▶ [WHAT YOU WILL DO]
When a line below contains the string "title", show that line.

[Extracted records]
┄┄┄┄┄┄┄┄┄┄

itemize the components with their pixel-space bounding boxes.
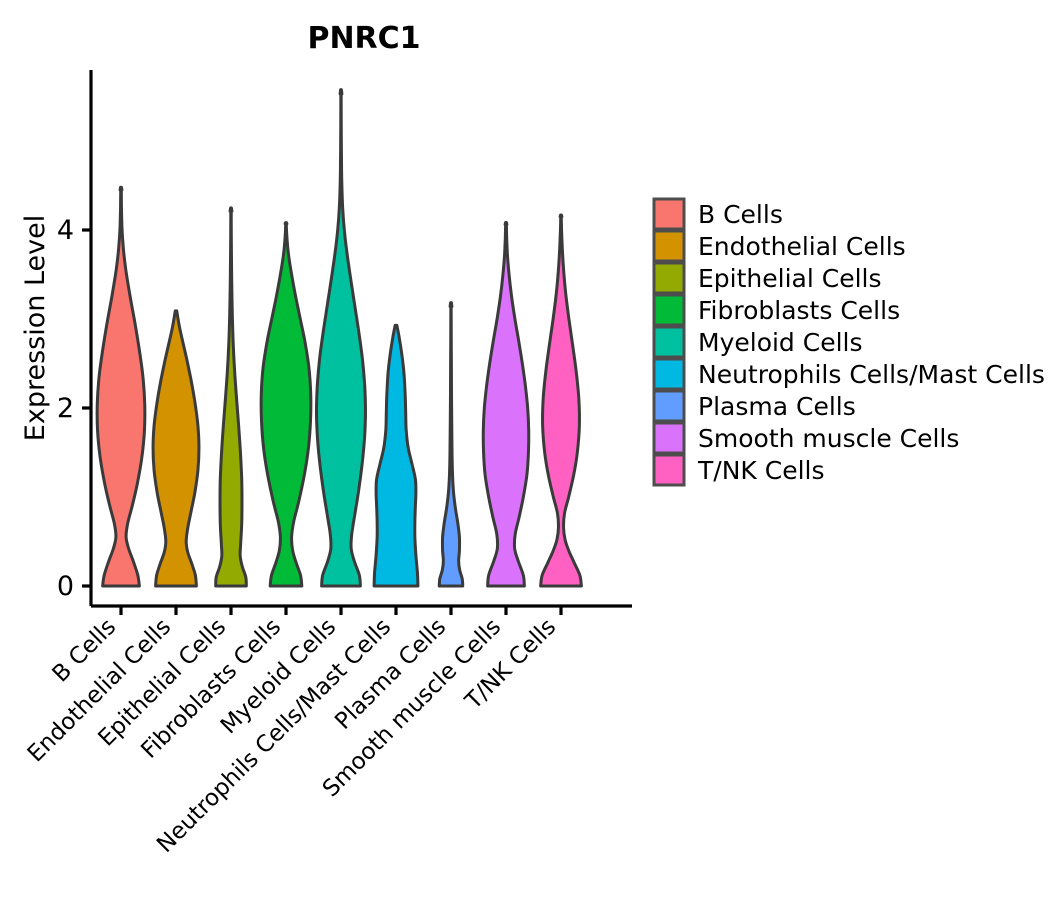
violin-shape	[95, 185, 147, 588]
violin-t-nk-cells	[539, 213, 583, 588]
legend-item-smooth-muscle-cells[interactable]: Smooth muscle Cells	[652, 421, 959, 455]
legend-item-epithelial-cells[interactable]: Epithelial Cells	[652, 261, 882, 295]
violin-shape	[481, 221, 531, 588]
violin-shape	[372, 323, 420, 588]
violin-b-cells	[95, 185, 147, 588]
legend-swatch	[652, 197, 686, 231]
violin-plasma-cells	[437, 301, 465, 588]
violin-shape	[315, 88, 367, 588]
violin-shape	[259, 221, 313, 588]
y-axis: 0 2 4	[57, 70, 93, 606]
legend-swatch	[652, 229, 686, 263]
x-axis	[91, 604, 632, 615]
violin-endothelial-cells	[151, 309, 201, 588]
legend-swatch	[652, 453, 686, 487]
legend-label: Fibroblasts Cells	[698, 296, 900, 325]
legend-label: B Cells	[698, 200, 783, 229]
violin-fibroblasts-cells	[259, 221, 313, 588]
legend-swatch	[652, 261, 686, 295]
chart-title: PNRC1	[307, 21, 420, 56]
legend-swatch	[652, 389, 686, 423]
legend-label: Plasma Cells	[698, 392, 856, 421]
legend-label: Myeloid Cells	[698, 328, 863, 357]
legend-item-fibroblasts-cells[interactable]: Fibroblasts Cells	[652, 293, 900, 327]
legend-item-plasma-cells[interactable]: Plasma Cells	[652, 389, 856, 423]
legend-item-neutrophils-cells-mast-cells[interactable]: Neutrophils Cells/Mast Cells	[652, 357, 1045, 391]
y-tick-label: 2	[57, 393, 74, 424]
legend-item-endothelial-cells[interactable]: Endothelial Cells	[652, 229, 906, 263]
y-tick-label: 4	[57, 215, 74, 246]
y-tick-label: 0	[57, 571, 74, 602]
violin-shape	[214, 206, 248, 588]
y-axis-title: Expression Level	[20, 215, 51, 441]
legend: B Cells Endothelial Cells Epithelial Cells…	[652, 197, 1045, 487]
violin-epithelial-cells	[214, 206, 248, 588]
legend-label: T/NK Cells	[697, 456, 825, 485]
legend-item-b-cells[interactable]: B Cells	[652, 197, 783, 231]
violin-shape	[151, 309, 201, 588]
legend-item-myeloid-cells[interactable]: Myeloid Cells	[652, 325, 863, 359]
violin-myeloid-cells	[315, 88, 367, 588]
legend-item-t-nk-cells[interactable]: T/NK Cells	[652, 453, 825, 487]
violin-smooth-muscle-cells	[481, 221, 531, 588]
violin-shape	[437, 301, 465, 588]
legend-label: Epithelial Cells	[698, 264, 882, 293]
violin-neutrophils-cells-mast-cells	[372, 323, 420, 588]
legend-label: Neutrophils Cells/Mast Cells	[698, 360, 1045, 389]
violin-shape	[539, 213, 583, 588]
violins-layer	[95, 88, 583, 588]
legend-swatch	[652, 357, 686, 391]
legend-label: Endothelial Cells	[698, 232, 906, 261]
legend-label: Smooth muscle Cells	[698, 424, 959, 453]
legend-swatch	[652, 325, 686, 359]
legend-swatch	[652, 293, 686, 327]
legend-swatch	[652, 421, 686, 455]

┄┄┄┄┄┄┄┄┄┄

▶ [SOLUTION TO THE EXERCISE]
chart-title: PNRC1	[307, 21, 420, 56]
y-axis-title: Expression Level	[20, 215, 51, 441]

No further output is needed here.